• SHORT PROBLEM: Look for "JSON" in the listing below. Gather each line that contains it.

*** RECORDS SUPPLIED

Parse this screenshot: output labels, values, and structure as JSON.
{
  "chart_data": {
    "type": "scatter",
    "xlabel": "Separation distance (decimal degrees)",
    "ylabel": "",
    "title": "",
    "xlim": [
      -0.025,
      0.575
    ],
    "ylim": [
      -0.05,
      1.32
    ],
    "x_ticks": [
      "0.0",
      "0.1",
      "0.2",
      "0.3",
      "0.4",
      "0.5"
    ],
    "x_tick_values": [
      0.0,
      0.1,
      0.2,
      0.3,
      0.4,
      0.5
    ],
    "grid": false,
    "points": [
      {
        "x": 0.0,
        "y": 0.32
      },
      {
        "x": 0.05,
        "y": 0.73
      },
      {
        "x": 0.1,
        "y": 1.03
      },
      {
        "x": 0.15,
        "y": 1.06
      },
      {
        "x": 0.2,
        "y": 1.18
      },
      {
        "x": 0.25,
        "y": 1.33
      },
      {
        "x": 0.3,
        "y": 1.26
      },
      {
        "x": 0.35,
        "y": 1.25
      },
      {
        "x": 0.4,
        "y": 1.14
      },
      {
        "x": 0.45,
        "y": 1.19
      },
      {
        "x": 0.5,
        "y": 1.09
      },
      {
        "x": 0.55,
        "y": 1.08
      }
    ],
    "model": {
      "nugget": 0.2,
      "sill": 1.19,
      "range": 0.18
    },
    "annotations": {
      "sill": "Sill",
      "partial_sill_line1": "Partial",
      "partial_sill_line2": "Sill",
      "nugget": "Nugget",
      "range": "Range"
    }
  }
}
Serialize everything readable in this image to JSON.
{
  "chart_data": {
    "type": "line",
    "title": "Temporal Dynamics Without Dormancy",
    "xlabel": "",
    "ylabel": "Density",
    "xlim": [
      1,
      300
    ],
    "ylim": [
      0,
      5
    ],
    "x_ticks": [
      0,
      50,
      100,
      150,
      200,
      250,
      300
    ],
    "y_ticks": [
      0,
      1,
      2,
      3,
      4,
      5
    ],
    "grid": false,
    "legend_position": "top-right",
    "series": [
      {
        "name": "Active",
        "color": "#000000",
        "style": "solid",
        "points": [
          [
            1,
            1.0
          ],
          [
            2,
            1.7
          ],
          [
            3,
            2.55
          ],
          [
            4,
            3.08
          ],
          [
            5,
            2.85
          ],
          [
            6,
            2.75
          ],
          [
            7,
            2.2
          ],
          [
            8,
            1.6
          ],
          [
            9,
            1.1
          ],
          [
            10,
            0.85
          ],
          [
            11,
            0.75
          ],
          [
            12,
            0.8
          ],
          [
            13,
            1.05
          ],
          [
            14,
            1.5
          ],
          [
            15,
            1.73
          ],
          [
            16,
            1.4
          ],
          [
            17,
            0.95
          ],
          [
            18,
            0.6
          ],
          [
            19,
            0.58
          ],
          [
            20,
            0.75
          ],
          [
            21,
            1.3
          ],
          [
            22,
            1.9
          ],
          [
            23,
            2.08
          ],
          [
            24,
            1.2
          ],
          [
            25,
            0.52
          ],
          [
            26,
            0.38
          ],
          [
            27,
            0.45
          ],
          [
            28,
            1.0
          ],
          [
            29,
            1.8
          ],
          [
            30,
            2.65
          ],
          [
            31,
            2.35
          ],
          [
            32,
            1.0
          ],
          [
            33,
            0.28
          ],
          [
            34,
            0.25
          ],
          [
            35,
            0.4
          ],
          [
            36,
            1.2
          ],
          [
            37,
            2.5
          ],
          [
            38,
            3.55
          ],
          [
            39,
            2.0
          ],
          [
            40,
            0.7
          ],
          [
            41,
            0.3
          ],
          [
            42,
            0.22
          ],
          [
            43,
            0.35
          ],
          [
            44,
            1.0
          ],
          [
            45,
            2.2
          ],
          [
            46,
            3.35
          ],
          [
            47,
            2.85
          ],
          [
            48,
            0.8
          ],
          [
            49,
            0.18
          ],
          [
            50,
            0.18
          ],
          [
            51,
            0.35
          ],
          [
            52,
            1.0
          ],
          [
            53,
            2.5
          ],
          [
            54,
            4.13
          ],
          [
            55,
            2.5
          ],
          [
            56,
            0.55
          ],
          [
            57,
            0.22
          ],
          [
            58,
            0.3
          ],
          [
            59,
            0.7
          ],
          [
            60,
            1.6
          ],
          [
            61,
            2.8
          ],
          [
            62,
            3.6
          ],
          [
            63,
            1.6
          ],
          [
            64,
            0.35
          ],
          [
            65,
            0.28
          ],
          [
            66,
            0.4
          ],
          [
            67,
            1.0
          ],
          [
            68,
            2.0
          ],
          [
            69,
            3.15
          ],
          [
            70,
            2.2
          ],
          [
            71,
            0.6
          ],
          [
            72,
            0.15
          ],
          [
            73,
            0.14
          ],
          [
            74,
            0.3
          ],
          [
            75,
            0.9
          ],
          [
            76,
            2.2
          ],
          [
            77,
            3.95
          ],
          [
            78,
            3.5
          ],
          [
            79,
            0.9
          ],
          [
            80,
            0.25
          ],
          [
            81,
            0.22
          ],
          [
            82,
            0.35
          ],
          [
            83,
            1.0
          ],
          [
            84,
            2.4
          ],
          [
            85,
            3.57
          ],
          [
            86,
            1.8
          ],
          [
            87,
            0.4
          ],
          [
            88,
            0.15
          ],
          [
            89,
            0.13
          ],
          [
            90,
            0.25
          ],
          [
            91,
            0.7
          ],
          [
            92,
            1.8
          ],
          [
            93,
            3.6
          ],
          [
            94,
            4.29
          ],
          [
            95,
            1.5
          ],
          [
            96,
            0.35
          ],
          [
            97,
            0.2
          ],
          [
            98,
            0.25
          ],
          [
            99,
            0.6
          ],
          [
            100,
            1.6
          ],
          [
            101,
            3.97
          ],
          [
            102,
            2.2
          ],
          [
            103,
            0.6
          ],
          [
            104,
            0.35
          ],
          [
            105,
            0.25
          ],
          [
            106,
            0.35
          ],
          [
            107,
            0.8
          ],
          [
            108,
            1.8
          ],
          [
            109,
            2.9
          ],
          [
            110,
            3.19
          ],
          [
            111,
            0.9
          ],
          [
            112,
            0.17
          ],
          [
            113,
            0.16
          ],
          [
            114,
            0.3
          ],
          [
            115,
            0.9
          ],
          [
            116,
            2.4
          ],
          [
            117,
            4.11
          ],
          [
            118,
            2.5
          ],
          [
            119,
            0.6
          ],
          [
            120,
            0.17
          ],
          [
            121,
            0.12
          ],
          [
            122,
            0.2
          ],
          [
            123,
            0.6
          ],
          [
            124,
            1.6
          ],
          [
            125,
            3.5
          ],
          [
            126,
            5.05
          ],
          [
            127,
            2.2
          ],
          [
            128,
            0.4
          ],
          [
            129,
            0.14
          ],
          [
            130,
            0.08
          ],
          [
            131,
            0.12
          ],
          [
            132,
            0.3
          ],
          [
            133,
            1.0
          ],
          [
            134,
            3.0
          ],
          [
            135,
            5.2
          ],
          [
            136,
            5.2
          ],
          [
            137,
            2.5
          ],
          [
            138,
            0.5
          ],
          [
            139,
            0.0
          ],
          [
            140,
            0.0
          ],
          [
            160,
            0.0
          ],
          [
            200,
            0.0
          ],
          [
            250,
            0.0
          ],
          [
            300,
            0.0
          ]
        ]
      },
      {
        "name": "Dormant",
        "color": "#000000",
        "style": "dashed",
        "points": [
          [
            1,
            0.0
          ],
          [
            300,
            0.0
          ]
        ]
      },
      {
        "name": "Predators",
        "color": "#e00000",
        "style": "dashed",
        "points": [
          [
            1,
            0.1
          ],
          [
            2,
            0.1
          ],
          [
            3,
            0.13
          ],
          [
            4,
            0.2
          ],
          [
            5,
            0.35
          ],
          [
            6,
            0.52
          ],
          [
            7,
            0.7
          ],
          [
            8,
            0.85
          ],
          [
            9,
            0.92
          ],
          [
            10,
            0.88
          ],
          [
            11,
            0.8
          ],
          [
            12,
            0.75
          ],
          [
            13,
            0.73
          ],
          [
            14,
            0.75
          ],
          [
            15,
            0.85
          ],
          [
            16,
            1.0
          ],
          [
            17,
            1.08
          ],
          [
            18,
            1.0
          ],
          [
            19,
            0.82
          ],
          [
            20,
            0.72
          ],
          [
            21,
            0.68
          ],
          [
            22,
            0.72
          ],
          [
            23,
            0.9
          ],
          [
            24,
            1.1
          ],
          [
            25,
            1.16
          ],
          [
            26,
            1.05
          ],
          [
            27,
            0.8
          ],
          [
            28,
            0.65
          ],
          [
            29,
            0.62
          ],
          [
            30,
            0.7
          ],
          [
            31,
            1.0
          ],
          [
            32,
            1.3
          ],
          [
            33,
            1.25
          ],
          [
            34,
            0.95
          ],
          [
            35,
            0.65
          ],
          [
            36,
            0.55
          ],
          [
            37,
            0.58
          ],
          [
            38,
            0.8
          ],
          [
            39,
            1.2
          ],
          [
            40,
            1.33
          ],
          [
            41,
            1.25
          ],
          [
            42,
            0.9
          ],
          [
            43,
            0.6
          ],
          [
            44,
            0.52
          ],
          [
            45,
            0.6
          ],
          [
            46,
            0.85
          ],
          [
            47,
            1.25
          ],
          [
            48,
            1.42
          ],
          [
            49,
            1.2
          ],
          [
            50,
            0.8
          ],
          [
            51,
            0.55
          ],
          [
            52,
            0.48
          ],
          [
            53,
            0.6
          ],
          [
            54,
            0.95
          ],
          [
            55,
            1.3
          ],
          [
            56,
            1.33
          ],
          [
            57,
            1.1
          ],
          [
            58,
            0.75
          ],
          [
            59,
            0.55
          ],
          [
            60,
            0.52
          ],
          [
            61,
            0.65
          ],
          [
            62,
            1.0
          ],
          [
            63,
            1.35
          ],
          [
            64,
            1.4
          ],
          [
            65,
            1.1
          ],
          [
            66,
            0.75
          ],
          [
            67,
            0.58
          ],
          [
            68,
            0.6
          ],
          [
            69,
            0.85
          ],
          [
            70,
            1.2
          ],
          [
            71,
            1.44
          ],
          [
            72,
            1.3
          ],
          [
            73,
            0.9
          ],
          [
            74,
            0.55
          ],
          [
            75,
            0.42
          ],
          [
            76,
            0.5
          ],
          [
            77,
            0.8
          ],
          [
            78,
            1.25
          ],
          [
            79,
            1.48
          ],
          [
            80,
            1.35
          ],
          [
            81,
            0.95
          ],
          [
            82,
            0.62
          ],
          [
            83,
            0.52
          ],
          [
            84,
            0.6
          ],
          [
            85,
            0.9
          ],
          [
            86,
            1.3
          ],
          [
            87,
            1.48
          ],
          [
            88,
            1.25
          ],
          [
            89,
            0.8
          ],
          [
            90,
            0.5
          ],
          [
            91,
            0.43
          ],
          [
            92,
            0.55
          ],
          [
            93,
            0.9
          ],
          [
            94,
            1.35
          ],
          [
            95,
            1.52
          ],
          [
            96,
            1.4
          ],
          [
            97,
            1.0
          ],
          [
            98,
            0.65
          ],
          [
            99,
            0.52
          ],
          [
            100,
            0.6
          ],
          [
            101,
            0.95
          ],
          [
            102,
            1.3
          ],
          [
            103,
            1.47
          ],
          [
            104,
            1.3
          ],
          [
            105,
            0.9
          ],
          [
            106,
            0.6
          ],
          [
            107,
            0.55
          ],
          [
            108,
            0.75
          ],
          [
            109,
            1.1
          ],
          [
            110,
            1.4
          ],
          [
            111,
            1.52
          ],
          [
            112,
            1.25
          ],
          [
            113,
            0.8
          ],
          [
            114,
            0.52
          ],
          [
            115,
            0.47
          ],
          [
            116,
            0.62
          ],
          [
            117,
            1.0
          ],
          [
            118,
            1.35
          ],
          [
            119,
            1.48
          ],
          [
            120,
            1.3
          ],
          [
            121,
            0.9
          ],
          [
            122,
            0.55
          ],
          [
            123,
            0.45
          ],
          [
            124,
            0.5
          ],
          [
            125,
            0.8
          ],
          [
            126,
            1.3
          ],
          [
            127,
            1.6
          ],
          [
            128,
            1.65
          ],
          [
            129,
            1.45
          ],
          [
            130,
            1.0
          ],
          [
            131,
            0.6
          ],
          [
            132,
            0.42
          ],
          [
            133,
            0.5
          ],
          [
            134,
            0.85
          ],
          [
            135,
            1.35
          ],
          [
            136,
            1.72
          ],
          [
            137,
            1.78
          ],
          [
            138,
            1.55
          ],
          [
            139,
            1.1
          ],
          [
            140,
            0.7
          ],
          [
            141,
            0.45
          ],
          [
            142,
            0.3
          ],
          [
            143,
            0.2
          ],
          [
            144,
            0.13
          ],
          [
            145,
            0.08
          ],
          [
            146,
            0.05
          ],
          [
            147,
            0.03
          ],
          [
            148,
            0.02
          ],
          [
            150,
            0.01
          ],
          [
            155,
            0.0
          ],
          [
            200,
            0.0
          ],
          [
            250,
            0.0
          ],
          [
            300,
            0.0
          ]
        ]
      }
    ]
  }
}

******

• SOLUTION FOR THIS EXERCISE:
Parse this screenshot: output labels, values, and structure as JSON.
Serialize everything readable in this image to JSON.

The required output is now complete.